- **Problem to solve**
Write out again, without any change, everything in the data from its first line down to the line containing "site-commander-duty: 职责: 负责实施现场的具体指挥工作。", including both of those lines.

— start of Entries provided —

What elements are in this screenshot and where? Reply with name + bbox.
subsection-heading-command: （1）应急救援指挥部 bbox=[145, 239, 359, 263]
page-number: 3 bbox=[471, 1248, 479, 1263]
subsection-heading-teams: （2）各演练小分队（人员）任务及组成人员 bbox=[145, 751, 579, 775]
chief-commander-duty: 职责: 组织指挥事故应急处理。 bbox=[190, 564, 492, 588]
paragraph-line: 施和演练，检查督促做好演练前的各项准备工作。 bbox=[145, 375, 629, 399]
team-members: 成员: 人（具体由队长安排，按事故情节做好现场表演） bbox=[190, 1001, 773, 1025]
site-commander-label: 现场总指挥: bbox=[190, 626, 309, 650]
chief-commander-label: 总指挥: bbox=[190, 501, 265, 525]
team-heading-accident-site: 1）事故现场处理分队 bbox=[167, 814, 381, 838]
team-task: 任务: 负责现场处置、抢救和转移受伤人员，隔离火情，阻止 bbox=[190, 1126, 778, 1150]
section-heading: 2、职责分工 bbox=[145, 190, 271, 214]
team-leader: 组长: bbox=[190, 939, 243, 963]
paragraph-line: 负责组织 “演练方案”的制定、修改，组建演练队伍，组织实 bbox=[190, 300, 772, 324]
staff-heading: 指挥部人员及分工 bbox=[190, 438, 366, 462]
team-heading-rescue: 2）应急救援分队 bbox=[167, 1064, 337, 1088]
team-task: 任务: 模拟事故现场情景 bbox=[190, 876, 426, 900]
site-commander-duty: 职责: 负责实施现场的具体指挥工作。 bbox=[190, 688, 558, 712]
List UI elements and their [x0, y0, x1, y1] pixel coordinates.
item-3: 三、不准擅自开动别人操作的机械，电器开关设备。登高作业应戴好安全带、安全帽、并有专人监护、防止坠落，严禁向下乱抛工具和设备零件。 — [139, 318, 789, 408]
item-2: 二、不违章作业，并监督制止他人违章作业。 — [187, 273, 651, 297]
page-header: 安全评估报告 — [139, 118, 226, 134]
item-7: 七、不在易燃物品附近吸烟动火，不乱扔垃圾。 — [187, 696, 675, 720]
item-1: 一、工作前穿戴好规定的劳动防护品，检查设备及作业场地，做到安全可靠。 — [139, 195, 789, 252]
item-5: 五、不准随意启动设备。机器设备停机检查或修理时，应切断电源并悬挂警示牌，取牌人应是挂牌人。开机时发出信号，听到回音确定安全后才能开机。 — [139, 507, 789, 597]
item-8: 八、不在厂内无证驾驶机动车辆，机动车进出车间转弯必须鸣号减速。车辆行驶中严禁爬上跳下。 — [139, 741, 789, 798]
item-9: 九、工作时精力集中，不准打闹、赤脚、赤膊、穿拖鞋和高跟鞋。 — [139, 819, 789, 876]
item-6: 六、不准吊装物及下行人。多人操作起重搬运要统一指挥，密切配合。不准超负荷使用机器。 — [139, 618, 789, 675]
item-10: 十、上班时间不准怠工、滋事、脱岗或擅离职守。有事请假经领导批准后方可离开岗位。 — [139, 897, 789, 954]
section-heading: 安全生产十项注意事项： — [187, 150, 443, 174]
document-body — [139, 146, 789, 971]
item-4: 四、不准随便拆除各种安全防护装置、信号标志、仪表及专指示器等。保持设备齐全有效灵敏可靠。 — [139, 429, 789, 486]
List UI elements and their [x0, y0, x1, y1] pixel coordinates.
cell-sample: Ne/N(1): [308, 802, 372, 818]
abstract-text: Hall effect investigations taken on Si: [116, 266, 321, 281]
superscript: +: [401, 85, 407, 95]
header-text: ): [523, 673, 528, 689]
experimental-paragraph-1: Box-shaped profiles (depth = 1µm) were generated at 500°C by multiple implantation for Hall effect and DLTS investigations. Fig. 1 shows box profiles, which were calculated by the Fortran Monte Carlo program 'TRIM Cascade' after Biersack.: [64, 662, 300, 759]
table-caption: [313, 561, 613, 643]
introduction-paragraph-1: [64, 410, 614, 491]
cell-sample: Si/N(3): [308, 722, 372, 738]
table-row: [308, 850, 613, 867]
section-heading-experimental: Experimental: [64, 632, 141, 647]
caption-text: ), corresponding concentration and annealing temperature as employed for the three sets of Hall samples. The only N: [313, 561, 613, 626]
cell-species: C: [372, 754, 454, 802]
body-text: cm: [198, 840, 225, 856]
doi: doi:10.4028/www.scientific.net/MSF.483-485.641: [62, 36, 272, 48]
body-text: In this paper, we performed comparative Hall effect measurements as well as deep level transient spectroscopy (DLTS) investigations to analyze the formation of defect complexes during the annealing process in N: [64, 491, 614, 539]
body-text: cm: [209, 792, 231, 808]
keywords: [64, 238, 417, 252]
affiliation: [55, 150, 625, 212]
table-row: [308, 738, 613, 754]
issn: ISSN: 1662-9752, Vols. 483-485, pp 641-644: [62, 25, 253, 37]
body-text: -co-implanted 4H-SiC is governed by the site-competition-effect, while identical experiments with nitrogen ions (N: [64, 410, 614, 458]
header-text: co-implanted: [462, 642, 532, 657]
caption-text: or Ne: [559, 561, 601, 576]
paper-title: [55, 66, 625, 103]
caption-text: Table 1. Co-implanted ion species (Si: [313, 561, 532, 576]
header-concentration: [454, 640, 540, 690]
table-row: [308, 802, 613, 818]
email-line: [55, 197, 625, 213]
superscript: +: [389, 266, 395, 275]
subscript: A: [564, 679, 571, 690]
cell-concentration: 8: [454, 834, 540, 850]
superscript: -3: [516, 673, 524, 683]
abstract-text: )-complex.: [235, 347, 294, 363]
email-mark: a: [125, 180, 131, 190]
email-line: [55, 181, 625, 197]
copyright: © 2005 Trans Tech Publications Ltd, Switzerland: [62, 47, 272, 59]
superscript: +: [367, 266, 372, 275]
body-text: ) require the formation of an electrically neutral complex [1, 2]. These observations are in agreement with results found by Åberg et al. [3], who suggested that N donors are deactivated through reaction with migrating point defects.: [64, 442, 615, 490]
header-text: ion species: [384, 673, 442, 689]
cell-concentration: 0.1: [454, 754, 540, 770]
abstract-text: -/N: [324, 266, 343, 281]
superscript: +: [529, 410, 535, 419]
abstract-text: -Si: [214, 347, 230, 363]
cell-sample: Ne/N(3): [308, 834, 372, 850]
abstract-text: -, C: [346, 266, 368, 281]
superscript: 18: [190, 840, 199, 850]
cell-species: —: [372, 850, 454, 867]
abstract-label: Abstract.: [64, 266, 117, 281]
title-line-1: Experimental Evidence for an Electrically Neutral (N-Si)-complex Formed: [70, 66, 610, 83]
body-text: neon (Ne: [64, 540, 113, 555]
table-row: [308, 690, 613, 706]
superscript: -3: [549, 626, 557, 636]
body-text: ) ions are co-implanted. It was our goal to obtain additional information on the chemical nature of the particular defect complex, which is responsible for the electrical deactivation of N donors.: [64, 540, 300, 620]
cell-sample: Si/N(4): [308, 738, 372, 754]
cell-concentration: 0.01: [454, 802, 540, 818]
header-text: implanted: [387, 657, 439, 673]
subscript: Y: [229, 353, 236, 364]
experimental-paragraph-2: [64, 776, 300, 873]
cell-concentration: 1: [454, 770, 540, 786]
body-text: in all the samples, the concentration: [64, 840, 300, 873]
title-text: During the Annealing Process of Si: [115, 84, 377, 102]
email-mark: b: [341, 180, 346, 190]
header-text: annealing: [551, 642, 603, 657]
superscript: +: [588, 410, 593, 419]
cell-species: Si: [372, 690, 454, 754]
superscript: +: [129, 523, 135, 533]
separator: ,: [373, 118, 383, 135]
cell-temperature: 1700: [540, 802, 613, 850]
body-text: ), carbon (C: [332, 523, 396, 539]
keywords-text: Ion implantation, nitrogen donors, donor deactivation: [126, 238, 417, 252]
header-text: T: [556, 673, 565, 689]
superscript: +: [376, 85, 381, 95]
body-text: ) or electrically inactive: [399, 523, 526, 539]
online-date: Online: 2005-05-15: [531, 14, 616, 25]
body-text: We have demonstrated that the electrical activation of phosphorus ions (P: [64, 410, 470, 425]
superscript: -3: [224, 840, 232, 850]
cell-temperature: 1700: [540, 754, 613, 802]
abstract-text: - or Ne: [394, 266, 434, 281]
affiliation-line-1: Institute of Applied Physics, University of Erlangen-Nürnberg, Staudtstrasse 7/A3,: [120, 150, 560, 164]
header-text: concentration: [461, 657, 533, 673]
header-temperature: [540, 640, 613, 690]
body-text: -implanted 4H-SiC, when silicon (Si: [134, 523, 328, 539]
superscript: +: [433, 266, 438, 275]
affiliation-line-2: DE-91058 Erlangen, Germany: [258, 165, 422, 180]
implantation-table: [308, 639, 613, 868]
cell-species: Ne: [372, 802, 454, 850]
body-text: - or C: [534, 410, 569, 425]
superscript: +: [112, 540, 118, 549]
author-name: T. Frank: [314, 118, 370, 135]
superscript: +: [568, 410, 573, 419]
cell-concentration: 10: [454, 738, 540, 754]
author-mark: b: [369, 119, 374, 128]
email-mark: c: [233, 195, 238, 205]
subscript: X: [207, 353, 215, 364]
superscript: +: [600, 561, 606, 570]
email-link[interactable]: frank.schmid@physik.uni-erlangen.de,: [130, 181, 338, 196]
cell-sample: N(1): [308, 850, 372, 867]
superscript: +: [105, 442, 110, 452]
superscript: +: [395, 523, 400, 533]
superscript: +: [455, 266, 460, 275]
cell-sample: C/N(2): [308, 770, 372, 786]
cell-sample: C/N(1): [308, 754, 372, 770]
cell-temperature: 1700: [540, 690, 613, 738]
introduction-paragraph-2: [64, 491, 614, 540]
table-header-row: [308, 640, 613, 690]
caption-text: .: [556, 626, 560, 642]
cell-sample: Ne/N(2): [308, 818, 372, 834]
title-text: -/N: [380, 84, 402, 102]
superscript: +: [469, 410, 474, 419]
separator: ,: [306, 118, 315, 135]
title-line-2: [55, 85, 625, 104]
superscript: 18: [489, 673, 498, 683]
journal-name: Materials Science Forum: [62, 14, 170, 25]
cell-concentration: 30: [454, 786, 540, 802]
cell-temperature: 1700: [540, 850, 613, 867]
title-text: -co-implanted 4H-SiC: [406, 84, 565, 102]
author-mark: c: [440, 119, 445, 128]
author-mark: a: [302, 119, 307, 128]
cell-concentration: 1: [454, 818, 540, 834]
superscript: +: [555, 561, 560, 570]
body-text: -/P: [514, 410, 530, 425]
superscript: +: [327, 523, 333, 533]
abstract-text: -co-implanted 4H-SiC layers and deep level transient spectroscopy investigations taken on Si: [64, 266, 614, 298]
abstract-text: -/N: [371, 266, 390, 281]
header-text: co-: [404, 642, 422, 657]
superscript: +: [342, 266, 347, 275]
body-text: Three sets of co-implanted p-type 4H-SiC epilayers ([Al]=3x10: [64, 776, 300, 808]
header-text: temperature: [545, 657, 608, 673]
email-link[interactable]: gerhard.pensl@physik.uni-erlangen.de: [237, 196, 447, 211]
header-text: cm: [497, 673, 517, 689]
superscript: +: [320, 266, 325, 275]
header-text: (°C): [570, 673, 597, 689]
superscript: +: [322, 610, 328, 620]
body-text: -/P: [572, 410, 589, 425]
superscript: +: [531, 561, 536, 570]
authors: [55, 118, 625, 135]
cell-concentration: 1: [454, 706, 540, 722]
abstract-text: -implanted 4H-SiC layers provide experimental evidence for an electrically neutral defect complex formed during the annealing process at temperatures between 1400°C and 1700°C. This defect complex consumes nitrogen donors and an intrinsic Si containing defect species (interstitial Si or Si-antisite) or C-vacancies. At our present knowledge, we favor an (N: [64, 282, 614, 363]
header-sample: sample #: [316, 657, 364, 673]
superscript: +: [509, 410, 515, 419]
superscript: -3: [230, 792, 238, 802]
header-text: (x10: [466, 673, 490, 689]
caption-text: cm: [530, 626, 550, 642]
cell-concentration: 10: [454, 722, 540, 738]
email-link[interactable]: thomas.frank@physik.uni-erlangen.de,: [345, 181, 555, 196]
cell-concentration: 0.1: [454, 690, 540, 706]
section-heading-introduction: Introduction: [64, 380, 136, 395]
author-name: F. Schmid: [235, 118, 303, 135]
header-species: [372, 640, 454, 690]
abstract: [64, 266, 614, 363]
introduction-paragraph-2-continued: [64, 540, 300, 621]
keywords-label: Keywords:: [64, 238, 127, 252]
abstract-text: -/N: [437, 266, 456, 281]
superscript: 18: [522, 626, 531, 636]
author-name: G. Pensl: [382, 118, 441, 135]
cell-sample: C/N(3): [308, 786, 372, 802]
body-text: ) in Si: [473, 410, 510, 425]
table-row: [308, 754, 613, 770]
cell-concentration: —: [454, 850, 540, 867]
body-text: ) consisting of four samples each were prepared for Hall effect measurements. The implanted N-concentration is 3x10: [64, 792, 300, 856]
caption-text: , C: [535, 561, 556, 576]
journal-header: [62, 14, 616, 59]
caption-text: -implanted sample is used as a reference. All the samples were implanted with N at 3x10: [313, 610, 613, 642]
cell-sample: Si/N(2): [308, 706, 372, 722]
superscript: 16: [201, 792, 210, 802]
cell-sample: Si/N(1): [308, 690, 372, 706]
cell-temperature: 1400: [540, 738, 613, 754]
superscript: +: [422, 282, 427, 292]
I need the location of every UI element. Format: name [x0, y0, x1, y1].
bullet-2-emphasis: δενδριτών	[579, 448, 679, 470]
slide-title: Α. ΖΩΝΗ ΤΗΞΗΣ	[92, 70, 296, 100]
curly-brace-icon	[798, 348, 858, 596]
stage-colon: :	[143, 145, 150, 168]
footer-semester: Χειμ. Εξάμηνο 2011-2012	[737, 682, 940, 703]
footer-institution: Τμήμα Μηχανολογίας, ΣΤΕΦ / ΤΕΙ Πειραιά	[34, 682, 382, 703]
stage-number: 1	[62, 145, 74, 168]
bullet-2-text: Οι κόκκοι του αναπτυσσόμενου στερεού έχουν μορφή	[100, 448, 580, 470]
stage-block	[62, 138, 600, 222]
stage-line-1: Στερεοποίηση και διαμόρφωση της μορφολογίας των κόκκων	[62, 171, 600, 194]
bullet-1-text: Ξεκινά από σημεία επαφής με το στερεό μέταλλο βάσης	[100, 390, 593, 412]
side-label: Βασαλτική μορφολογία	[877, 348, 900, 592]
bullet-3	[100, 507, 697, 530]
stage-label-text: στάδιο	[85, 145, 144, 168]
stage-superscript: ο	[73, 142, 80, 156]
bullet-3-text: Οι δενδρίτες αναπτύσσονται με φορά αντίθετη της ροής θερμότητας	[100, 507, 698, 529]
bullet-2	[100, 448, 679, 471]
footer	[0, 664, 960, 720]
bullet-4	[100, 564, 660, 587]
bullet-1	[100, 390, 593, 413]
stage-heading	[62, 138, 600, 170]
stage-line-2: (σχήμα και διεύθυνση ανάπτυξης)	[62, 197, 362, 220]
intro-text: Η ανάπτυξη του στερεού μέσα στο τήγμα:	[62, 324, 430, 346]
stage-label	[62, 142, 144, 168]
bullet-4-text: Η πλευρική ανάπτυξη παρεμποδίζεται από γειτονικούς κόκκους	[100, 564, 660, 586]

— end of Entries provided —

- **Response**
What elements are in this screenshot and where? Reply with name + bbox.
subsection-heading-command: （1）应急救援指挥部 bbox=[145, 239, 359, 263]
page-number: 3 bbox=[471, 1248, 479, 1263]
subsection-heading-teams: （2）各演练小分队（人员）任务及组成人员 bbox=[145, 751, 579, 775]
chief-commander-duty: 职责: 组织指挥事故应急处理。 bbox=[190, 564, 492, 588]
paragraph-line: 施和演练，检查督促做好演练前的各项准备工作。 bbox=[145, 375, 629, 399]
team-members: 成员: 人（具体由队长安排，按事故情节做好现场表演） bbox=[190, 1001, 773, 1025]
site-commander-label: 现场总指挥: bbox=[190, 626, 309, 650]
chief-commander-label: 总指挥: bbox=[190, 501, 265, 525]
team-heading-accident-site: 1）事故现场处理分队 bbox=[167, 814, 381, 838]
team-task: 任务: 负责现场处置、抢救和转移受伤人员，隔离火情，阻止 bbox=[190, 1126, 778, 1150]
section-heading: 2、职责分工 bbox=[145, 190, 271, 214]
team-leader: 组长: bbox=[190, 939, 243, 963]
paragraph-line: 负责组织 “演练方案”的制定、修改，组建演练队伍，组织实 bbox=[190, 300, 772, 324]
staff-heading: 指挥部人员及分工 bbox=[190, 438, 366, 462]
team-heading-rescue: 2）应急救援分队 bbox=[167, 1064, 337, 1088]
team-task: 任务: 模拟事故现场情景 bbox=[190, 876, 426, 900]
site-commander-duty: 职责: 负责实施现场的具体指挥工作。 bbox=[190, 688, 558, 712]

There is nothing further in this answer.